▸ AIM OF THE TASK
Transcribe the entries that follow, word for word.

Saved entries:
* BEGIN *

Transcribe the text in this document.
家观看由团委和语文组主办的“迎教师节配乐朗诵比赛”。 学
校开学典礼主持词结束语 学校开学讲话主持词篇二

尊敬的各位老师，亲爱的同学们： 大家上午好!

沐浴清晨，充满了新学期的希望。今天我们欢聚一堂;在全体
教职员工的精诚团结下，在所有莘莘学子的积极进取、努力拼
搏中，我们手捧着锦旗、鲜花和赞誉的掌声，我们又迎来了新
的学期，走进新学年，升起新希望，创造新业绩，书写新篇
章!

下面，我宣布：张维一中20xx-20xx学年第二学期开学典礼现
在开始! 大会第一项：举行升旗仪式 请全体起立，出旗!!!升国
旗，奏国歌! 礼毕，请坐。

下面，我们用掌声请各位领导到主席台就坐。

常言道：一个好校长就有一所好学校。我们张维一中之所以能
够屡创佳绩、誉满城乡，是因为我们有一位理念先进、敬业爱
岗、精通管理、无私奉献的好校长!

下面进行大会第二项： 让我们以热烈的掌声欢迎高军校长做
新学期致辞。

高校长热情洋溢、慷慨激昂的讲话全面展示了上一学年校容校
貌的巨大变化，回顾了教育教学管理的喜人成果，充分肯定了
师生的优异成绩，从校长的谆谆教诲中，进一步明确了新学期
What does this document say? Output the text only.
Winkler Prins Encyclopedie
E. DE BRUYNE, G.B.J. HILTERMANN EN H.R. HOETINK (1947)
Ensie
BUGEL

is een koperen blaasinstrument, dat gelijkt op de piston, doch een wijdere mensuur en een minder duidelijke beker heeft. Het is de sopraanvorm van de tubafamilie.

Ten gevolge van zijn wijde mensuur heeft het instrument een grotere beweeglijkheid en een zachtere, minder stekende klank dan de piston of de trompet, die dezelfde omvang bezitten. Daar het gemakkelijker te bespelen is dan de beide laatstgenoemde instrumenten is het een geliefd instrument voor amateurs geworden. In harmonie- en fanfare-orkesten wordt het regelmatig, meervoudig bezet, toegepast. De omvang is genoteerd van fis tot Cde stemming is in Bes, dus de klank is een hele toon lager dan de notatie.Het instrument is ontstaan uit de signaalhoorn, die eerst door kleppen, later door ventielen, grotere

* END *

▸ WRITTEN ANSWER
Transcribe the text in this document.
家观看由团委和语文组主办的“迎教师节配乐朗诵比赛”。 学
校开学典礼主持词结束语 学校开学讲话主持词篇二

尊敬的各位老师，亲爱的同学们： 大家上午好!

沐浴清晨，充满了新学期的希望。今天我们欢聚一堂;在全体
教职员工的精诚团结下，在所有莘莘学子的积极进取、努力拼
搏中，我们手捧着锦旗、鲜花和赞誉的掌声，我们又迎来了新
的学期，走进新学年，升起新希望，创造新业绩，书写新篇
章!

下面，我宣布：张维一中20xx-20xx学年第二学期开学典礼现
在开始! 大会第一项：举行升旗仪式 请全体起立，出旗!!!升国
旗，奏国歌! 礼毕，请坐。

下面，我们用掌声请各位领导到主席台就坐。

常言道：一个好校长就有一所好学校。我们张维一中之所以能
够屡创佳绩、誉满城乡，是因为我们有一位理念先进、敬业爱
岗、精通管理、无私奉献的好校长!

下面进行大会第二项： 让我们以热烈的掌声欢迎高军校长做
新学期致辞。

高校长热情洋溢、慷慨激昂的讲话全面展示了上一学年校容校
貌的巨大变化，回顾了教育教学管理的喜人成果，充分肯定了
师生的优异成绩，从校长的谆谆教诲中，进一步明确了新学期
What does this document say? Output the text only.
Winkler Prins Encyclopedie
E. DE BRUYNE, G.B.J. HILTERMANN EN H.R. HOETINK (1947)
Ensie
BUGEL

is een koperen blaasinstrument, dat gelijkt op de piston, doch een wijdere mensuur en een minder duidelijke beker heeft. Het is de sopraanvorm van de tubafamilie.

Ten gevolge van zijn wijde mensuur heeft het instrument een grotere beweeglijkheid en een zachtere, minder stekende klank dan de piston of de trompet, die dezelfde omvang bezitten. Daar het gemakkelijker te bespelen is dan de beide laatstgenoemde instrumenten is het een geliefd instrument voor amateurs geworden. In harmonie- en fanfare-orkesten wordt het regelmatig, meervoudig bezet, toegepast. De omvang is genoteerd van fis tot Cde stemming is in Bes, dus de klank is een hele toon lager dan de notatie.Het instrument is ontstaan uit de signaalhoorn, die eerst door kleppen, later door ventielen, grotere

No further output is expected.